Stated problem:
The data must be written out once more, precisely as given.

(Dataset items)

============================================================

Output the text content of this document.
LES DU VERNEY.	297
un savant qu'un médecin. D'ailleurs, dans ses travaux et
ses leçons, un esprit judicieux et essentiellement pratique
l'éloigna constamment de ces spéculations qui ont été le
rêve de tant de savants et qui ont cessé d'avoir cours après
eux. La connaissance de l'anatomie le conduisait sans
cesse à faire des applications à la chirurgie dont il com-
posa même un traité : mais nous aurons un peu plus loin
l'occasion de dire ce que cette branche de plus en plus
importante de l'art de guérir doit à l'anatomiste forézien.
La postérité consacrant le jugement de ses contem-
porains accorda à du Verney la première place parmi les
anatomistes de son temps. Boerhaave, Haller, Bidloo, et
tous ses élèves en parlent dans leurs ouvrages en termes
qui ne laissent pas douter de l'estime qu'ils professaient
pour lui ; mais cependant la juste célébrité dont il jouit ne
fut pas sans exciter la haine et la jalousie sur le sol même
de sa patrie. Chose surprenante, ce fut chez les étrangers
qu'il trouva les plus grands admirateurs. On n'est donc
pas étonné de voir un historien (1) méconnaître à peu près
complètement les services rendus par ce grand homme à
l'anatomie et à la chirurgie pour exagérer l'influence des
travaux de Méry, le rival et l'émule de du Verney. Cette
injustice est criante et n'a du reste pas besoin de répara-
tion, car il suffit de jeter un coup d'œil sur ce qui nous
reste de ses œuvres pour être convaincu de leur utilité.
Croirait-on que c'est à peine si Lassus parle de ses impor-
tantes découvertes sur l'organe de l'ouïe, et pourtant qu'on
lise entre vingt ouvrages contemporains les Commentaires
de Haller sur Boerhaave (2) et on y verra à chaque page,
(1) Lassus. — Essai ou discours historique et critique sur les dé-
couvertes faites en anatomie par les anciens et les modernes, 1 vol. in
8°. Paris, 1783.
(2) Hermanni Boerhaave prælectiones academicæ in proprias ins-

============================================================

Answer below:
Output the text content of this document.
LES DU VERNEY.	297
un savant qu'un médecin. D'ailleurs, dans ses travaux et
ses leçons, un esprit judicieux et essentiellement pratique
l'éloigna constamment de ces spéculations qui ont été le
rêve de tant de savants et qui ont cessé d'avoir cours après
eux. La connaissance de l'anatomie le conduisait sans
cesse à faire des applications à la chirurgie dont il com-
posa même un traité : mais nous aurons un peu plus loin
l'occasion de dire ce que cette branche de plus en plus
importante de l'art de guérir doit à l'anatomiste forézien.
La postérité consacrant le jugement de ses contem-
porains accorda à du Verney la première place parmi les
anatomistes de son temps. Boerhaave, Haller, Bidloo, et
tous ses élèves en parlent dans leurs ouvrages en termes
qui ne laissent pas douter de l'estime qu'ils professaient
pour lui ; mais cependant la juste célébrité dont il jouit ne
fut pas sans exciter la haine et la jalousie sur le sol même
de sa patrie. Chose surprenante, ce fut chez les étrangers
qu'il trouva les plus grands admirateurs. On n'est donc
pas étonné de voir un historien (1) méconnaître à peu près
complètement les services rendus par ce grand homme à
l'anatomie et à la chirurgie pour exagérer l'influence des
travaux de Méry, le rival et l'émule de du Verney. Cette
injustice est criante et n'a du reste pas besoin de répara-
tion, car il suffit de jeter un coup d'œil sur ce qui nous
reste de ses œuvres pour être convaincu de leur utilité.
Croirait-on que c'est à peine si Lassus parle de ses impor-
tantes découvertes sur l'organe de l'ouïe, et pourtant qu'on
lise entre vingt ouvrages contemporains les Commentaires
de Haller sur Boerhaave (2) et on y verra à chaque page,
(1) Lassus. — Essai ou discours historique et critique sur les dé-
couvertes faites en anatomie par les anciens et les modernes, 1 vol. in
8°. Paris, 1783.
(2) Hermanni Boerhaave prælectiones academicæ in proprias ins-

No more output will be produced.